# [Written task]
Each line containing the word "from" must be collected.

# [Records for this task]

· · · · ·

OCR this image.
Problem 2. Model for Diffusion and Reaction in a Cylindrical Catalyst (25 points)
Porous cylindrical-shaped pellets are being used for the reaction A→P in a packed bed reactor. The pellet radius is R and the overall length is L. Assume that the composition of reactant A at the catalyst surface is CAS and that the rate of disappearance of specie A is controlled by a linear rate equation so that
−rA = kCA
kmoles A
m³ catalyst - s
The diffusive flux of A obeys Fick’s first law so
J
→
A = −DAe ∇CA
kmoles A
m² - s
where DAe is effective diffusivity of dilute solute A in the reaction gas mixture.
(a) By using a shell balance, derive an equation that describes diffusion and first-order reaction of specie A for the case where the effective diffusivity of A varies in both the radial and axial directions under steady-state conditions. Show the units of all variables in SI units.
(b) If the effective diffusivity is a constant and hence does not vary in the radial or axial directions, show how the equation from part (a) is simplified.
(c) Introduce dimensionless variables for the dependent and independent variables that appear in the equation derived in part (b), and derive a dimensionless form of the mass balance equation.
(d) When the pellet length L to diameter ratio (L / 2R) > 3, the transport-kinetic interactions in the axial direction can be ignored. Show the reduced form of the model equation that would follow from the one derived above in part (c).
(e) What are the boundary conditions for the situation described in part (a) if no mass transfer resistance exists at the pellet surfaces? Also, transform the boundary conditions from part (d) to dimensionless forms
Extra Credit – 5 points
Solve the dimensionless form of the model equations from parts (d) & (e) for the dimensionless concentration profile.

· · · · ·

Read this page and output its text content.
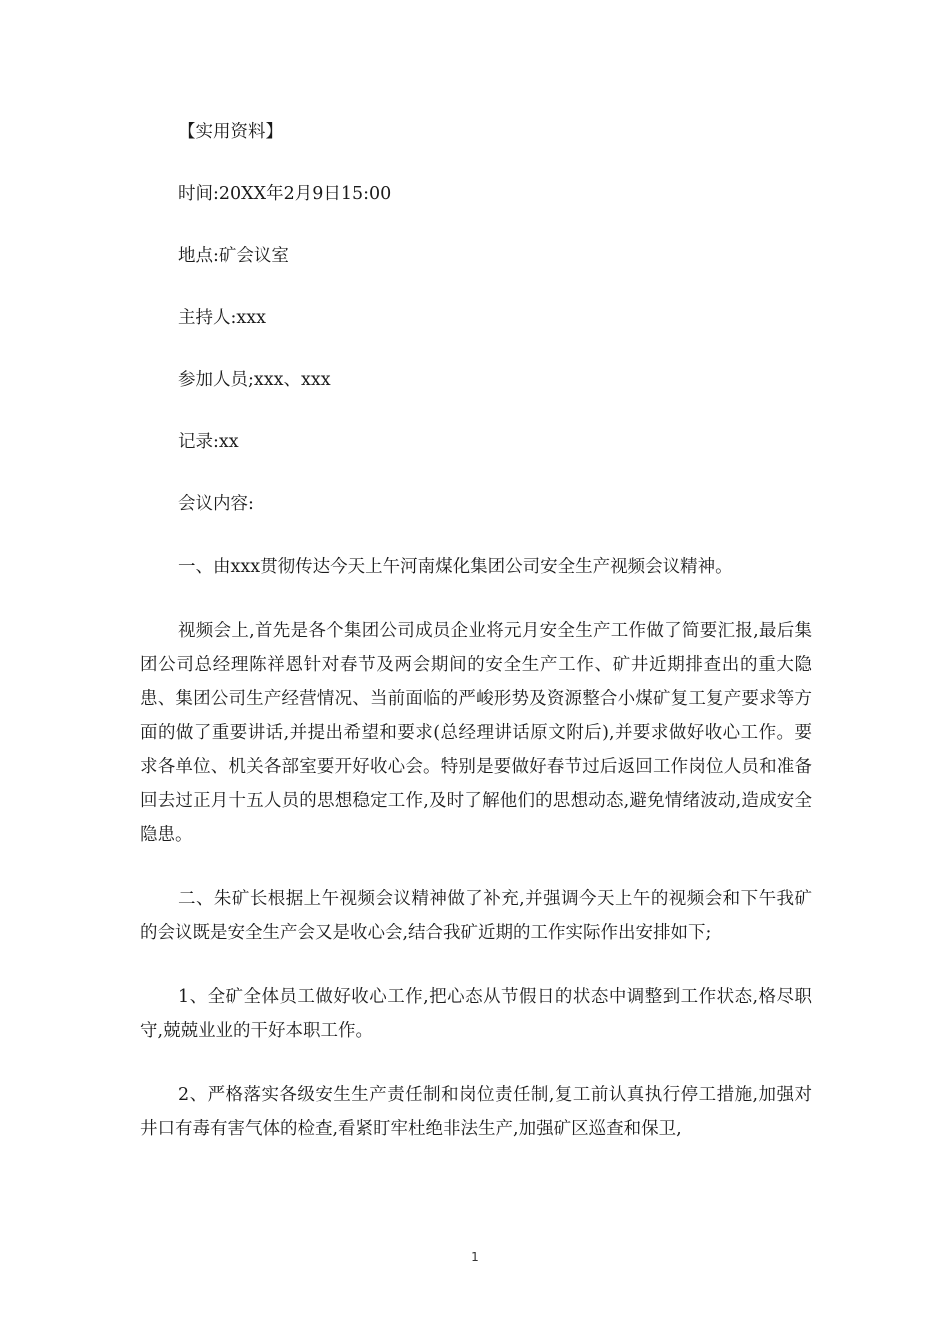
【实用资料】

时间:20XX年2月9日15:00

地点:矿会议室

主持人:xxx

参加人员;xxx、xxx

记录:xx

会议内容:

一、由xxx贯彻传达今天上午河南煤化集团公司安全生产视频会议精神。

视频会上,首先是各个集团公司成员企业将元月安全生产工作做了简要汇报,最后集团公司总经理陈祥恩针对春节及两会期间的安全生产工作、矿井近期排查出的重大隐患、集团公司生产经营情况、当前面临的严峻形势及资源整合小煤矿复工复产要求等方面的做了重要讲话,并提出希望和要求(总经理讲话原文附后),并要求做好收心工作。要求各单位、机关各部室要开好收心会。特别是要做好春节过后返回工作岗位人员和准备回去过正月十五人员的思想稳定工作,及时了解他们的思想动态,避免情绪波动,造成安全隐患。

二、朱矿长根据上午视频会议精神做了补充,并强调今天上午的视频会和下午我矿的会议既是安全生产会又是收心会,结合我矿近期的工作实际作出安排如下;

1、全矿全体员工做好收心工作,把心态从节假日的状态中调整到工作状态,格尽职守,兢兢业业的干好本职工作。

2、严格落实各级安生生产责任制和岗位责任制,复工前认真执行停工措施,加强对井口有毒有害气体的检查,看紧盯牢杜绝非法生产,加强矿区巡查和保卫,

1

· · · · ·

# [Answer in full]
(b) If the effective diffusivity is a constant and hence does not vary in the radial or axial directions, show how the equation from part (a) is simplified.
(d) When the pellet length L to diameter ratio (L / 2R) > 3, the transport-kinetic interactions in the axial direction can be ignored. Show the reduced form of the model equation that would follow from the one derived above in part (c).
(e) What are the boundary conditions for the situation described in part (a) if no mass transfer resistance exists at the pellet surfaces? Also, transform the boundary conditions from part (d) to dimensionless forms
Solve the dimensionless form of the model equations from parts (d) & (e) for the dimensionless concentration profile.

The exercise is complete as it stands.